### Written task:
Every entry must be given again exactly.

Records contained in a dataset:
______________________________

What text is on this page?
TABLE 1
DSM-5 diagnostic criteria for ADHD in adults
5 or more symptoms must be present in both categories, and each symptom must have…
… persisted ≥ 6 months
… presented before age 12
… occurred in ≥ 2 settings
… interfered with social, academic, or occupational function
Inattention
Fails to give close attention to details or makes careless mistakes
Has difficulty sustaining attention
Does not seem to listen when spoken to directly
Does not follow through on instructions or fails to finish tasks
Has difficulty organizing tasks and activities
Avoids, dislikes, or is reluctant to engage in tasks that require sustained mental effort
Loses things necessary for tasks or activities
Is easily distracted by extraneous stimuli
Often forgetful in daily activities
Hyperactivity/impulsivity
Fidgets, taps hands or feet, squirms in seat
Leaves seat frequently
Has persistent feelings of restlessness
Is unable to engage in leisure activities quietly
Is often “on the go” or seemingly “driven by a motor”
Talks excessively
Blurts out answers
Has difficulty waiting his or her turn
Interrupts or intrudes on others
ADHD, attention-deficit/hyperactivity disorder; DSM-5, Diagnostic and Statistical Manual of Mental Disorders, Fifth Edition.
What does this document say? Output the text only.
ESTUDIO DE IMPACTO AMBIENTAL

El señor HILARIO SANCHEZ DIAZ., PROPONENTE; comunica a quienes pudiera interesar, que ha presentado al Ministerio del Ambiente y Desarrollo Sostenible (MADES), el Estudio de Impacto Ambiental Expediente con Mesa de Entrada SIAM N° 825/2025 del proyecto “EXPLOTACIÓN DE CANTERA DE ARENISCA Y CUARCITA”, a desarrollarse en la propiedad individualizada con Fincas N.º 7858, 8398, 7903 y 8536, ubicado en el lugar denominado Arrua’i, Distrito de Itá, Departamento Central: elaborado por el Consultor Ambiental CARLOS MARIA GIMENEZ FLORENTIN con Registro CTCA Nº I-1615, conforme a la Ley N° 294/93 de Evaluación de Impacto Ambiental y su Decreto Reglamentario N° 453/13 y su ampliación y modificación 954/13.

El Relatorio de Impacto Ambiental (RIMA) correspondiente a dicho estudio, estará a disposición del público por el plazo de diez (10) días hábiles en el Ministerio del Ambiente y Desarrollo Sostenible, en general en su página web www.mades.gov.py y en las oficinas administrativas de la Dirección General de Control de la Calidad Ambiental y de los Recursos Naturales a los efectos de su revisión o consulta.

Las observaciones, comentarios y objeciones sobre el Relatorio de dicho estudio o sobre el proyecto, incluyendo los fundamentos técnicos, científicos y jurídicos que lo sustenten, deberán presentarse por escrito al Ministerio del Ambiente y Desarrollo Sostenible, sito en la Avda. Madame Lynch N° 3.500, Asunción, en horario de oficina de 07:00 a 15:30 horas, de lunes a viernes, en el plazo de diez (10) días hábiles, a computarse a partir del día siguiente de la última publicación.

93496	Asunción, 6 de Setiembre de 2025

______________________________

### Exercise response:
What text is on this page?
TABLE 1
DSM-5 diagnostic criteria for ADHD in adults
5 or more symptoms must be present in both categories, and each symptom must have…
… persisted ≥ 6 months
… presented before age 12
… occurred in ≥ 2 settings
… interfered with social, academic, or occupational function
Inattention
Fails to give close attention to details or makes careless mistakes
Has difficulty sustaining attention
Does not seem to listen when spoken to directly
Does not follow through on instructions or fails to finish tasks
Has difficulty organizing tasks and activities
Avoids, dislikes, or is reluctant to engage in tasks that require sustained mental effort
Loses things necessary for tasks or activities
Is easily distracted by extraneous stimuli
Often forgetful in daily activities
Hyperactivity/impulsivity
Fidgets, taps hands or feet, squirms in seat
Leaves seat frequently
Has persistent feelings of restlessness
Is unable to engage in leisure activities quietly
Is often “on the go” or seemingly “driven by a motor”
Talks excessively
Blurts out answers
Has difficulty waiting his or her turn
Interrupts or intrudes on others
ADHD, attention-deficit/hyperactivity disorder; DSM-5, Diagnostic and Statistical Manual of Mental Disorders, Fifth Edition.
What does this document say? Output the text only.
ESTUDIO DE IMPACTO AMBIENTAL

El señor HILARIO SANCHEZ DIAZ., PROPONENTE; comunica a quienes pudiera interesar, que ha presentado al Ministerio del Ambiente y Desarrollo Sostenible (MADES), el Estudio de Impacto Ambiental Expediente con Mesa de Entrada SIAM N° 825/2025 del proyecto “EXPLOTACIÓN DE CANTERA DE ARENISCA Y CUARCITA”, a desarrollarse en la propiedad individualizada con Fincas N.º 7858, 8398, 7903 y 8536, ubicado en el lugar denominado Arrua’i, Distrito de Itá, Departamento Central: elaborado por el Consultor Ambiental CARLOS MARIA GIMENEZ FLORENTIN con Registro CTCA Nº I-1615, conforme a la Ley N° 294/93 de Evaluación de Impacto Ambiental y su Decreto Reglamentario N° 453/13 y su ampliación y modificación 954/13.

El Relatorio de Impacto Ambiental (RIMA) correspondiente a dicho estudio, estará a disposición del público por el plazo de diez (10) días hábiles en el Ministerio del Ambiente y Desarrollo Sostenible, en general en su página web www.mades.gov.py y en las oficinas administrativas de la Dirección General de Control de la Calidad Ambiental y de los Recursos Naturales a los efectos de su revisión o consulta.

Las observaciones, comentarios y objeciones sobre el Relatorio de dicho estudio o sobre el proyecto, incluyendo los fundamentos técnicos, científicos y jurídicos que lo sustenten, deberán presentarse por escrito al Ministerio del Ambiente y Desarrollo Sostenible, sito en la Avda. Madame Lynch N° 3.500, Asunción, en horario de oficina de 07:00 a 15:30 horas, de lunes a viernes, en el plazo de diez (10) días hábiles, a computarse a partir del día siguiente de la última publicación.

93496	Asunción, 6 de Setiembre de 2025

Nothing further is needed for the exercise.